> **PROBLEM STATEMENT**
Pull out every line below holding the word "Collections".

> **MATERIAL PROVIDED**
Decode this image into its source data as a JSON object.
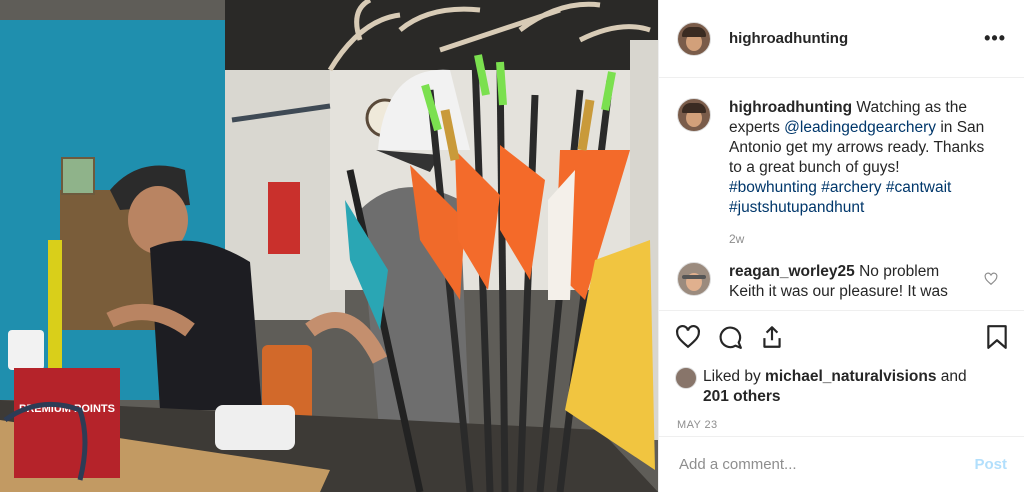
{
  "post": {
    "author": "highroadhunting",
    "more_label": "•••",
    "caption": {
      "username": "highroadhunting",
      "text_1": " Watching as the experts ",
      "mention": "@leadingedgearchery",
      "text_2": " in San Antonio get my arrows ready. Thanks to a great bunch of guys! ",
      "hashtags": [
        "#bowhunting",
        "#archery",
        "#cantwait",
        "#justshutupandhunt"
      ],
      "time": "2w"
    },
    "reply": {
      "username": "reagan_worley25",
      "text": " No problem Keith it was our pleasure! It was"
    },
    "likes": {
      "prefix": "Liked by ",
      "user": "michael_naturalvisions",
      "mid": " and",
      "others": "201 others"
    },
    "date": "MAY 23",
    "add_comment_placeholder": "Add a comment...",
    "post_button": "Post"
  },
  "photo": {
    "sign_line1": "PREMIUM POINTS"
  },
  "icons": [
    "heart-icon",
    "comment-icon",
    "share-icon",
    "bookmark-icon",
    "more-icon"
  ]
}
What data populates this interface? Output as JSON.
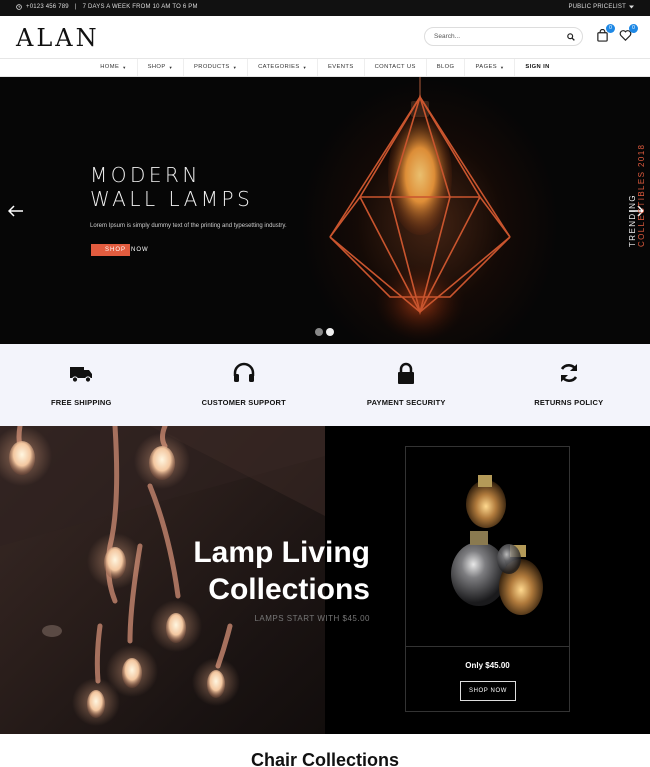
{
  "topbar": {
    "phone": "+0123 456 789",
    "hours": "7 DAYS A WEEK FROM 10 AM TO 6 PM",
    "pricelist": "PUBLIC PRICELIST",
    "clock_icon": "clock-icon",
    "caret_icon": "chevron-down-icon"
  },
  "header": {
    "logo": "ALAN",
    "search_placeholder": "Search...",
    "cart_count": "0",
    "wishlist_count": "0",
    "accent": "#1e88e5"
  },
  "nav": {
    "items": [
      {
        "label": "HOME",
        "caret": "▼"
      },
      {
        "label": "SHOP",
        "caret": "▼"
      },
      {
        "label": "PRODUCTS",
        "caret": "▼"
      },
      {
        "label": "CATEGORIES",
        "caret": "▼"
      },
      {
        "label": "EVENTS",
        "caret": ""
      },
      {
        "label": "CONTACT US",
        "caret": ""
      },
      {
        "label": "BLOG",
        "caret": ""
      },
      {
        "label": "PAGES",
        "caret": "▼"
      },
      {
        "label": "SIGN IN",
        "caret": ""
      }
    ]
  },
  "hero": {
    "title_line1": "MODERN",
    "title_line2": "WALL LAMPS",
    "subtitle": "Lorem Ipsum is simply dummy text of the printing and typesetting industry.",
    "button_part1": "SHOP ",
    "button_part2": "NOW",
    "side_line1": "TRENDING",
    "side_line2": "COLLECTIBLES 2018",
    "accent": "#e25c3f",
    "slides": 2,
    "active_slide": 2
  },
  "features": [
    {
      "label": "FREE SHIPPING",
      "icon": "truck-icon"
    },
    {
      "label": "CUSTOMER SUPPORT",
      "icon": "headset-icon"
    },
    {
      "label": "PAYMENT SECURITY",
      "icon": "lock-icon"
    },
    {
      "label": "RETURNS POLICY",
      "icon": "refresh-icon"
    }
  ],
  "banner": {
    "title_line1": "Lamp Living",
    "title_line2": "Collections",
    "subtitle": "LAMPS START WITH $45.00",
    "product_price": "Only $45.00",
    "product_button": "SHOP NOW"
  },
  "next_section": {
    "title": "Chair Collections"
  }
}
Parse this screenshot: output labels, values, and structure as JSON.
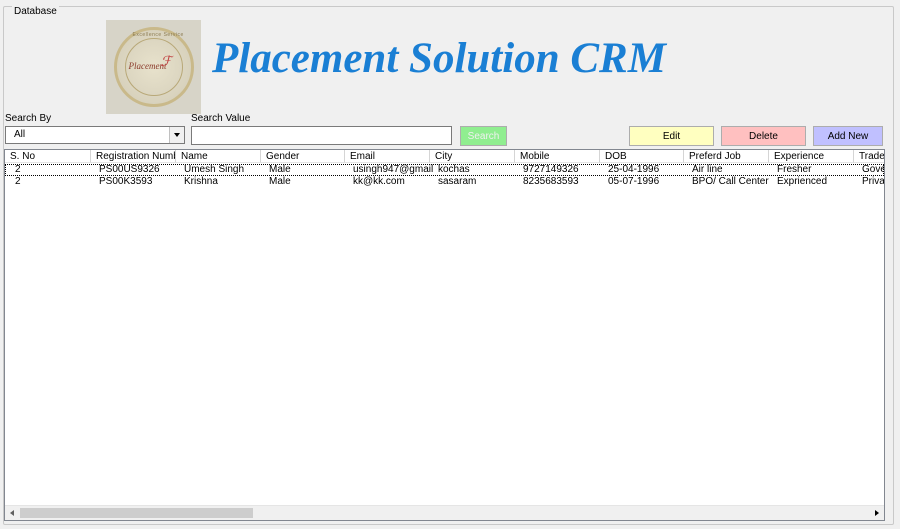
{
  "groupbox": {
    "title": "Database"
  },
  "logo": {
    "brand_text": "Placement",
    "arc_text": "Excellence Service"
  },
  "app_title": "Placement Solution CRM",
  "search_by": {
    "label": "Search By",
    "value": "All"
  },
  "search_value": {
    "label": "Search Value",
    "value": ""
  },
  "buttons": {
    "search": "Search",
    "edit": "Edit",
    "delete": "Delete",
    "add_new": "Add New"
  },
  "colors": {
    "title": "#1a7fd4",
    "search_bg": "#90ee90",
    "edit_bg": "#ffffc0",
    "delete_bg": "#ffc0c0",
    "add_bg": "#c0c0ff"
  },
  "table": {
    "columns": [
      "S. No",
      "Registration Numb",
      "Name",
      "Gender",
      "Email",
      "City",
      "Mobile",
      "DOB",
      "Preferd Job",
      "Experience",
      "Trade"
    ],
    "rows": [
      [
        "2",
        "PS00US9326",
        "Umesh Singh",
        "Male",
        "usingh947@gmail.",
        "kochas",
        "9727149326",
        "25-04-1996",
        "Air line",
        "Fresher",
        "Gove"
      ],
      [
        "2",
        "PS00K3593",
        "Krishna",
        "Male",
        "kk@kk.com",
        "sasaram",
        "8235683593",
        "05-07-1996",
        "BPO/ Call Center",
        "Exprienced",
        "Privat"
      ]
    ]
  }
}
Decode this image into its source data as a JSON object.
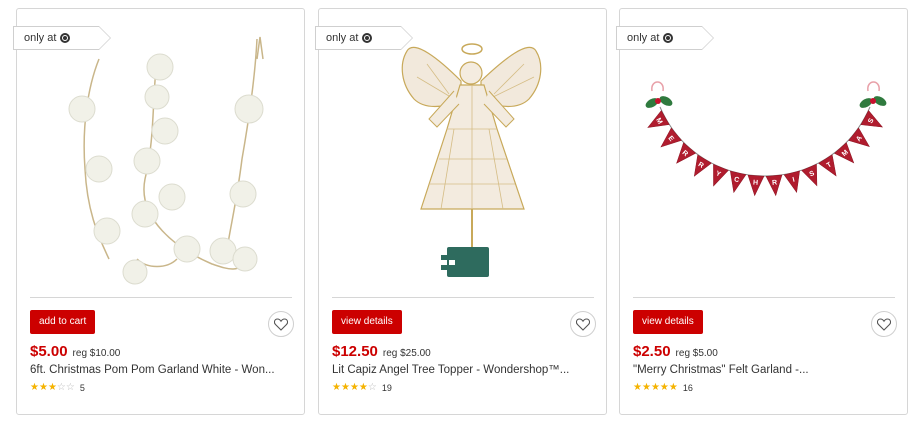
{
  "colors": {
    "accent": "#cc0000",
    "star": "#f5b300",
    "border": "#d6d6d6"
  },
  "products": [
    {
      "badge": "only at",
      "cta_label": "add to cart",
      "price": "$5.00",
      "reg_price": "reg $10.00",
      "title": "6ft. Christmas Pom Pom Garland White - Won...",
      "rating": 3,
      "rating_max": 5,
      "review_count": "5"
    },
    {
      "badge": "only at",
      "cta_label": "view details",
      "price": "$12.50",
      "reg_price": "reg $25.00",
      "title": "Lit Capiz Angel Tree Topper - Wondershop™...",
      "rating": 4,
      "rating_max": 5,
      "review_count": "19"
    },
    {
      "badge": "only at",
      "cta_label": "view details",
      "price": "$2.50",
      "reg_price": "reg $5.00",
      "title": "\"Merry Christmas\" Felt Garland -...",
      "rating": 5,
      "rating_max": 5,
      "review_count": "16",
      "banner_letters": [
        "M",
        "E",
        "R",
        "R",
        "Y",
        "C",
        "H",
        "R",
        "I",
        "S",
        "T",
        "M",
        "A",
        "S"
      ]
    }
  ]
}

> **PROBLEM SOLUTION**
    "title_line2": "Collections",
    "title": "Chair Collections"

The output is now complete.